▼

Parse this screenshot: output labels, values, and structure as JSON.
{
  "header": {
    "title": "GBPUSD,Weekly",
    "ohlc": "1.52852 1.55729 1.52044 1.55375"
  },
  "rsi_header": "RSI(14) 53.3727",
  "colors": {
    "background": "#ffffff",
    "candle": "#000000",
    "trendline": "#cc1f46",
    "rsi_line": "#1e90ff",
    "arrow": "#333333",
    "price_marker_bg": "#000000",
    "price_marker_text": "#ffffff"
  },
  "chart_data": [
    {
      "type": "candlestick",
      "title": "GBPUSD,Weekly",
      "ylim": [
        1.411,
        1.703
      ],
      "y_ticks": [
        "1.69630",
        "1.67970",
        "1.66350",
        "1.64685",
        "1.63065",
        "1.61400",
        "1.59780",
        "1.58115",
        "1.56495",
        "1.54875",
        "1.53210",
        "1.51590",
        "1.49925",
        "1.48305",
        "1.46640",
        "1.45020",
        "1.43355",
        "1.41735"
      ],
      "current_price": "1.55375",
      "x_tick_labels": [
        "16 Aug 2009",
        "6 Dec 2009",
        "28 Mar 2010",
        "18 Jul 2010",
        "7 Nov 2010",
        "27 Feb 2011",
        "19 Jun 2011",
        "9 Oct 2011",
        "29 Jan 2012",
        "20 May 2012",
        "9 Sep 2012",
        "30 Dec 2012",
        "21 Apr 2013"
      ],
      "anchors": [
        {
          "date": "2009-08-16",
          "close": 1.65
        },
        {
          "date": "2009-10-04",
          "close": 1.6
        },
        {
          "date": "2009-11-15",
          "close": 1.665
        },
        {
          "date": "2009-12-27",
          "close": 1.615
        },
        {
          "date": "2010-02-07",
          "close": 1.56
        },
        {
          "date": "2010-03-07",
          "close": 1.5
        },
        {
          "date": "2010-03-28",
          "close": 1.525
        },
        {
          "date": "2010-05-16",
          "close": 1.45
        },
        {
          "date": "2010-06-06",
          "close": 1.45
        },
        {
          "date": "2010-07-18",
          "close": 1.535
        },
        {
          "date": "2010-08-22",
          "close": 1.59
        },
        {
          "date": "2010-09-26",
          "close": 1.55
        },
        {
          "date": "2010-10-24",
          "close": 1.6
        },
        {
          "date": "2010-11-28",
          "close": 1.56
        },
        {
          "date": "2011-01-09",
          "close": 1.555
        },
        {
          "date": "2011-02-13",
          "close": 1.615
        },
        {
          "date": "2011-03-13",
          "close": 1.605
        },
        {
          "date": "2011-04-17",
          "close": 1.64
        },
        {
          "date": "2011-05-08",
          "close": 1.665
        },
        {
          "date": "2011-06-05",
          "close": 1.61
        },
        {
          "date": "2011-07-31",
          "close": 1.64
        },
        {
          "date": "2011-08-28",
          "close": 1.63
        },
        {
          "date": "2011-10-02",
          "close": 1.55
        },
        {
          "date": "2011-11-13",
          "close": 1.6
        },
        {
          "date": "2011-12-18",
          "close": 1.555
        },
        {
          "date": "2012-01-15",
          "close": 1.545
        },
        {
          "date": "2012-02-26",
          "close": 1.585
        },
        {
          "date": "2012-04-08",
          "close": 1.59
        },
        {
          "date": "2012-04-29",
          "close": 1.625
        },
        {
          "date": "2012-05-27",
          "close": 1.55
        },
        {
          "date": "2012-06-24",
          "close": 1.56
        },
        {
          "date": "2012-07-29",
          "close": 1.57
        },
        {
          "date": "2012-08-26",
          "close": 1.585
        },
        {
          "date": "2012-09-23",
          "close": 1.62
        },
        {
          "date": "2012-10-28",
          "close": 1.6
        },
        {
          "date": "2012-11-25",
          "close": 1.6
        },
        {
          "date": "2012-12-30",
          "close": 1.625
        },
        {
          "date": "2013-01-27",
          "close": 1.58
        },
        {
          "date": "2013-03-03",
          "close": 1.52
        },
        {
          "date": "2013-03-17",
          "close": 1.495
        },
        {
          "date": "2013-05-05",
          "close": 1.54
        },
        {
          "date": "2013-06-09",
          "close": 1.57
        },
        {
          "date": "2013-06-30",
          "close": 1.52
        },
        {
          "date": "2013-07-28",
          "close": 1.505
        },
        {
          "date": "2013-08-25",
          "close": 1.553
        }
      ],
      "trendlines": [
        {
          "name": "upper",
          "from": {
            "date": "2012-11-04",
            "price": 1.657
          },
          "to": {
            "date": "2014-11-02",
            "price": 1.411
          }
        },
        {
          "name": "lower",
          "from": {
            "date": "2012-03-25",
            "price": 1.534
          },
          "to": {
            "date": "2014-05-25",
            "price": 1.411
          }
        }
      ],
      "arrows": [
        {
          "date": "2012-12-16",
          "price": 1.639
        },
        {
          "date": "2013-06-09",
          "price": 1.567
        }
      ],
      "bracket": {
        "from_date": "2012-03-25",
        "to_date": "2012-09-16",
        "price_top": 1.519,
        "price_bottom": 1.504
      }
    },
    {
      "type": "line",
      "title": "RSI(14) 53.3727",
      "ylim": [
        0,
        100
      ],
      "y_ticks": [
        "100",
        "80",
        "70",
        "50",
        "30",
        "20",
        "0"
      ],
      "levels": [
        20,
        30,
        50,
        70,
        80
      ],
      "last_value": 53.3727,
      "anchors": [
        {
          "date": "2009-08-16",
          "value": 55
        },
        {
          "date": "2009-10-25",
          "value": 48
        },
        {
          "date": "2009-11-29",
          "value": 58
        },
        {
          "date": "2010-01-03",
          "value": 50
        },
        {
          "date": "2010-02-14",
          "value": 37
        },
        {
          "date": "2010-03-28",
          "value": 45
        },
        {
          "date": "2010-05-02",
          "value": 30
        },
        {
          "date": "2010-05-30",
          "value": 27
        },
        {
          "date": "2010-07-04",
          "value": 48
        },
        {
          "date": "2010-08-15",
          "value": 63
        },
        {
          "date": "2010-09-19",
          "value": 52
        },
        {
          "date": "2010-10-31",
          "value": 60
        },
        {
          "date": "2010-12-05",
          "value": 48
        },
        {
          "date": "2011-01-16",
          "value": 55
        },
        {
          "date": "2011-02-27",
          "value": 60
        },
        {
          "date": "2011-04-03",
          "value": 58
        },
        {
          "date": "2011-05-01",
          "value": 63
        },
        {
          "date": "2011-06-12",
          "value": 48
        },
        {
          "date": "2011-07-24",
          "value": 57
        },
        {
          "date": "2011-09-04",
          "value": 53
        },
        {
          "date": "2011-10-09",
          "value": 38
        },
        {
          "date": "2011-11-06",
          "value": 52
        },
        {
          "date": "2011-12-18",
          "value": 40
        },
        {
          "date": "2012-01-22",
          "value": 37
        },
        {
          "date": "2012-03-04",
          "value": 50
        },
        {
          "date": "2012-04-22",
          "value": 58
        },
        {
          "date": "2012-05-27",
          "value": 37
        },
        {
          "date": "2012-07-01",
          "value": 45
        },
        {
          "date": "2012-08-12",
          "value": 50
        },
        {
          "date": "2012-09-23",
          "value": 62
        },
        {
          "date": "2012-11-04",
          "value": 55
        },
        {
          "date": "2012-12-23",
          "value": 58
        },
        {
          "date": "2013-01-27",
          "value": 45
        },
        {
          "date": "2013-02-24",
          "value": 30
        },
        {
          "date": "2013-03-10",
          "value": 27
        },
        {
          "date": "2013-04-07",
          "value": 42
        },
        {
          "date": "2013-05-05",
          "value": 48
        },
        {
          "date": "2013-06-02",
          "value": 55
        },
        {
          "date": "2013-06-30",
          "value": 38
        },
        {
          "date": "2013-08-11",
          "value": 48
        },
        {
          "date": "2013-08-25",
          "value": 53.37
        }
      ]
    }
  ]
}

▲

▸ Task objective
Write out the material exactly as given.

▸ Finished task
Parse this screenshot: output labels, values, and structure as JSON.
{
  "header": {
    "title": "GBPUSD,Weekly",
    "ohlc": "1.52852 1.55729 1.52044 1.55375"
  },
  "rsi_header": "RSI(14) 53.3727",
  "colors": {
    "background": "#ffffff",
    "candle": "#000000",
    "trendline": "#cc1f46",
    "rsi_line": "#1e90ff",
    "arrow": "#333333",
    "price_marker_bg": "#000000",
    "price_marker_text": "#ffffff"
  },
  "chart_data": [
    {
      "type": "candlestick",
      "title": "GBPUSD,Weekly",
      "ylim": [
        1.411,
        1.703
      ],
      "y_ticks": [
        "1.69630",
        "1.67970",
        "1.66350",
        "1.64685",
        "1.63065",
        "1.61400",
        "1.59780",
        "1.58115",
        "1.56495",
        "1.54875",
        "1.53210",
        "1.51590",
        "1.49925",
        "1.48305",
        "1.46640",
        "1.45020",
        "1.43355",
        "1.41735"
      ],
      "current_price": "1.55375",
      "x_tick_labels": [
        "16 Aug 2009",
        "6 Dec 2009",
        "28 Mar 2010",
        "18 Jul 2010",
        "7 Nov 2010",
        "27 Feb 2011",
        "19 Jun 2011",
        "9 Oct 2011",
        "29 Jan 2012",
        "20 May 2012",
        "9 Sep 2012",
        "30 Dec 2012",
        "21 Apr 2013"
      ],
      "anchors": [
        {
          "date": "2009-08-16",
          "close": 1.65
        },
        {
          "date": "2009-10-04",
          "close": 1.6
        },
        {
          "date": "2009-11-15",
          "close": 1.665
        },
        {
          "date": "2009-12-27",
          "close": 1.615
        },
        {
          "date": "2010-02-07",
          "close": 1.56
        },
        {
          "date": "2010-03-07",
          "close": 1.5
        },
        {
          "date": "2010-03-28",
          "close": 1.525
        },
        {
          "date": "2010-05-16",
          "close": 1.45
        },
        {
          "date": "2010-06-06",
          "close": 1.45
        },
        {
          "date": "2010-07-18",
          "close": 1.535
        },
        {
          "date": "2010-08-22",
          "close": 1.59
        },
        {
          "date": "2010-09-26",
          "close": 1.55
        },
        {
          "date": "2010-10-24",
          "close": 1.6
        },
        {
          "date": "2010-11-28",
          "close": 1.56
        },
        {
          "date": "2011-01-09",
          "close": 1.555
        },
        {
          "date": "2011-02-13",
          "close": 1.615
        },
        {
          "date": "2011-03-13",
          "close": 1.605
        },
        {
          "date": "2011-04-17",
          "close": 1.64
        },
        {
          "date": "2011-05-08",
          "close": 1.665
        },
        {
          "date": "2011-06-05",
          "close": 1.61
        },
        {
          "date": "2011-07-31",
          "close": 1.64
        },
        {
          "date": "2011-08-28",
          "close": 1.63
        },
        {
          "date": "2011-10-02",
          "close": 1.55
        },
        {
          "date": "2011-11-13",
          "close": 1.6
        },
        {
          "date": "2011-12-18",
          "close": 1.555
        },
        {
          "date": "2012-01-15",
          "close": 1.545
        },
        {
          "date": "2012-02-26",
          "close": 1.585
        },
        {
          "date": "2012-04-08",
          "close": 1.59
        },
        {
          "date": "2012-04-29",
          "close": 1.625
        },
        {
          "date": "2012-05-27",
          "close": 1.55
        },
        {
          "date": "2012-06-24",
          "close": 1.56
        },
        {
          "date": "2012-07-29",
          "close": 1.57
        },
        {
          "date": "2012-08-26",
          "close": 1.585
        },
        {
          "date": "2012-09-23",
          "close": 1.62
        },
        {
          "date": "2012-10-28",
          "close": 1.6
        },
        {
          "date": "2012-11-25",
          "close": 1.6
        },
        {
          "date": "2012-12-30",
          "close": 1.625
        },
        {
          "date": "2013-01-27",
          "close": 1.58
        },
        {
          "date": "2013-03-03",
          "close": 1.52
        },
        {
          "date": "2013-03-17",
          "close": 1.495
        },
        {
          "date": "2013-05-05",
          "close": 1.54
        },
        {
          "date": "2013-06-09",
          "close": 1.57
        },
        {
          "date": "2013-06-30",
          "close": 1.52
        },
        {
          "date": "2013-07-28",
          "close": 1.505
        },
        {
          "date": "2013-08-25",
          "close": 1.553
        }
      ],
      "trendlines": [
        {
          "name": "upper",
          "from": {
            "date": "2012-11-04",
            "price": 1.657
          },
          "to": {
            "date": "2014-11-02",
            "price": 1.411
          }
        },
        {
          "name": "lower",
          "from": {
            "date": "2012-03-25",
            "price": 1.534
          },
          "to": {
            "date": "2014-05-25",
            "price": 1.411
          }
        }
      ],
      "arrows": [
        {
          "date": "2012-12-16",
          "price": 1.639
        },
        {
          "date": "2013-06-09",
          "price": 1.567
        }
      ],
      "bracket": {
        "from_date": "2012-03-25",
        "to_date": "2012-09-16",
        "price_top": 1.519,
        "price_bottom": 1.504
      }
    },
    {
      "type": "line",
      "title": "RSI(14) 53.3727",
      "ylim": [
        0,
        100
      ],
      "y_ticks": [
        "100",
        "80",
        "70",
        "50",
        "30",
        "20",
        "0"
      ],
      "levels": [
        20,
        30,
        50,
        70,
        80
      ],
      "last_value": 53.3727,
      "anchors": [
        {
          "date": "2009-08-16",
          "value": 55
        },
        {
          "date": "2009-10-25",
          "value": 48
        },
        {
          "date": "2009-11-29",
          "value": 58
        },
        {
          "date": "2010-01-03",
          "value": 50
        },
        {
          "date": "2010-02-14",
          "value": 37
        },
        {
          "date": "2010-03-28",
          "value": 45
        },
        {
          "date": "2010-05-02",
          "value": 30
        },
        {
          "date": "2010-05-30",
          "value": 27
        },
        {
          "date": "2010-07-04",
          "value": 48
        },
        {
          "date": "2010-08-15",
          "value": 63
        },
        {
          "date": "2010-09-19",
          "value": 52
        },
        {
          "date": "2010-10-31",
          "value": 60
        },
        {
          "date": "2010-12-05",
          "value": 48
        },
        {
          "date": "2011-01-16",
          "value": 55
        },
        {
          "date": "2011-02-27",
          "value": 60
        },
        {
          "date": "2011-04-03",
          "value": 58
        },
        {
          "date": "2011-05-01",
          "value": 63
        },
        {
          "date": "2011-06-12",
          "value": 48
        },
        {
          "date": "2011-07-24",
          "value": 57
        },
        {
          "date": "2011-09-04",
          "value": 53
        },
        {
          "date": "2011-10-09",
          "value": 38
        },
        {
          "date": "2011-11-06",
          "value": 52
        },
        {
          "date": "2011-12-18",
          "value": 40
        },
        {
          "date": "2012-01-22",
          "value": 37
        },
        {
          "date": "2012-03-04",
          "value": 50
        },
        {
          "date": "2012-04-22",
          "value": 58
        },
        {
          "date": "2012-05-27",
          "value": 37
        },
        {
          "date": "2012-07-01",
          "value": 45
        },
        {
          "date": "2012-08-12",
          "value": 50
        },
        {
          "date": "2012-09-23",
          "value": 62
        },
        {
          "date": "2012-11-04",
          "value": 55
        },
        {
          "date": "2012-12-23",
          "value": 58
        },
        {
          "date": "2013-01-27",
          "value": 45
        },
        {
          "date": "2013-02-24",
          "value": 30
        },
        {
          "date": "2013-03-10",
          "value": 27
        },
        {
          "date": "2013-04-07",
          "value": 42
        },
        {
          "date": "2013-05-05",
          "value": 48
        },
        {
          "date": "2013-06-02",
          "value": 55
        },
        {
          "date": "2013-06-30",
          "value": 38
        },
        {
          "date": "2013-08-11",
          "value": 48
        },
        {
          "date": "2013-08-25",
          "value": 53.37
        }
      ]
    }
  ]
}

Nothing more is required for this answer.